**** Supplied material ****

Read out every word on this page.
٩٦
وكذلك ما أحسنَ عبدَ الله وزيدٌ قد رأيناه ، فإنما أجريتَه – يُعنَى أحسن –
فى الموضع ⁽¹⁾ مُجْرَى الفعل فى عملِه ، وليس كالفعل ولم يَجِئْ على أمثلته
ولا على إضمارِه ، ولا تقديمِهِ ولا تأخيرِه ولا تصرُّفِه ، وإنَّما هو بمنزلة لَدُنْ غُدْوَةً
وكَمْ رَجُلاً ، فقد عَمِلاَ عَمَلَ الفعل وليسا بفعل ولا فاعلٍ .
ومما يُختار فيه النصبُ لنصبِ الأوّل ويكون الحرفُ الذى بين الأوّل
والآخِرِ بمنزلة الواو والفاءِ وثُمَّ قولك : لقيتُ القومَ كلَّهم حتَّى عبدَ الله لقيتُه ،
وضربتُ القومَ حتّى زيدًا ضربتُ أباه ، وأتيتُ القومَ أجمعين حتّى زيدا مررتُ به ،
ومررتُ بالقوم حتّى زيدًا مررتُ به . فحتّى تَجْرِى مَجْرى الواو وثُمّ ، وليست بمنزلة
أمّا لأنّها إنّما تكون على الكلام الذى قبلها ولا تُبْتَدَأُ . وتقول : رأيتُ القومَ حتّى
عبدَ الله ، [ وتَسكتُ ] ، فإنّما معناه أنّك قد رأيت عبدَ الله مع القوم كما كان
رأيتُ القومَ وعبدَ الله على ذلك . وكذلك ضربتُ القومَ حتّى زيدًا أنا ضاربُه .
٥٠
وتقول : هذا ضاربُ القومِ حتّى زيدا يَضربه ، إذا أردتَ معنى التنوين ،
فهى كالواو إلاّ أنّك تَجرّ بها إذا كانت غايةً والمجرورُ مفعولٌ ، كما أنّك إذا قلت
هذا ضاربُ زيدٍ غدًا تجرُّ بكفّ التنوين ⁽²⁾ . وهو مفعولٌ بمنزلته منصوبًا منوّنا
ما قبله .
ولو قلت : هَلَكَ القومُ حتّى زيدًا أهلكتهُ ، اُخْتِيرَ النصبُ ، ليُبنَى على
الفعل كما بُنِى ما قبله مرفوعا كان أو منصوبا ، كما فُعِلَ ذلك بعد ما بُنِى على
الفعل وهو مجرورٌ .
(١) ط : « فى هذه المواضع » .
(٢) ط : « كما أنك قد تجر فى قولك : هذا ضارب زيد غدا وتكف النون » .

****

What you will do:
All of the entries above should be written out again exactly.

Task response:
Read out every word on this page.
٩٦
وكذلك ما أحسنَ عبدَ الله وزيدٌ قد رأيناه ، فإنما أجريتَه – يُعنَى أحسن –
فى الموضع ⁽¹⁾ مُجْرَى الفعل فى عملِه ، وليس كالفعل ولم يَجِئْ على أمثلته
ولا على إضمارِه ، ولا تقديمِهِ ولا تأخيرِه ولا تصرُّفِه ، وإنَّما هو بمنزلة لَدُنْ غُدْوَةً
وكَمْ رَجُلاً ، فقد عَمِلاَ عَمَلَ الفعل وليسا بفعل ولا فاعلٍ .
ومما يُختار فيه النصبُ لنصبِ الأوّل ويكون الحرفُ الذى بين الأوّل
والآخِرِ بمنزلة الواو والفاءِ وثُمَّ قولك : لقيتُ القومَ كلَّهم حتَّى عبدَ الله لقيتُه ،
وضربتُ القومَ حتّى زيدًا ضربتُ أباه ، وأتيتُ القومَ أجمعين حتّى زيدا مررتُ به ،
ومررتُ بالقوم حتّى زيدًا مررتُ به . فحتّى تَجْرِى مَجْرى الواو وثُمّ ، وليست بمنزلة
أمّا لأنّها إنّما تكون على الكلام الذى قبلها ولا تُبْتَدَأُ . وتقول : رأيتُ القومَ حتّى
عبدَ الله ، [ وتَسكتُ ] ، فإنّما معناه أنّك قد رأيت عبدَ الله مع القوم كما كان
رأيتُ القومَ وعبدَ الله على ذلك . وكذلك ضربتُ القومَ حتّى زيدًا أنا ضاربُه .
٥٠
وتقول : هذا ضاربُ القومِ حتّى زيدا يَضربه ، إذا أردتَ معنى التنوين ،
فهى كالواو إلاّ أنّك تَجرّ بها إذا كانت غايةً والمجرورُ مفعولٌ ، كما أنّك إذا قلت
هذا ضاربُ زيدٍ غدًا تجرُّ بكفّ التنوين ⁽²⁾ . وهو مفعولٌ بمنزلته منصوبًا منوّنا
ما قبله .
ولو قلت : هَلَكَ القومُ حتّى زيدًا أهلكتهُ ، اُخْتِيرَ النصبُ ، ليُبنَى على
الفعل كما بُنِى ما قبله مرفوعا كان أو منصوبا ، كما فُعِلَ ذلك بعد ما بُنِى على
الفعل وهو مجرورٌ .
(١) ط : « فى هذه المواضع » .
(٢) ط : « كما أنك قد تجر فى قولك : هذا ضارب زيد غدا وتكف النون » .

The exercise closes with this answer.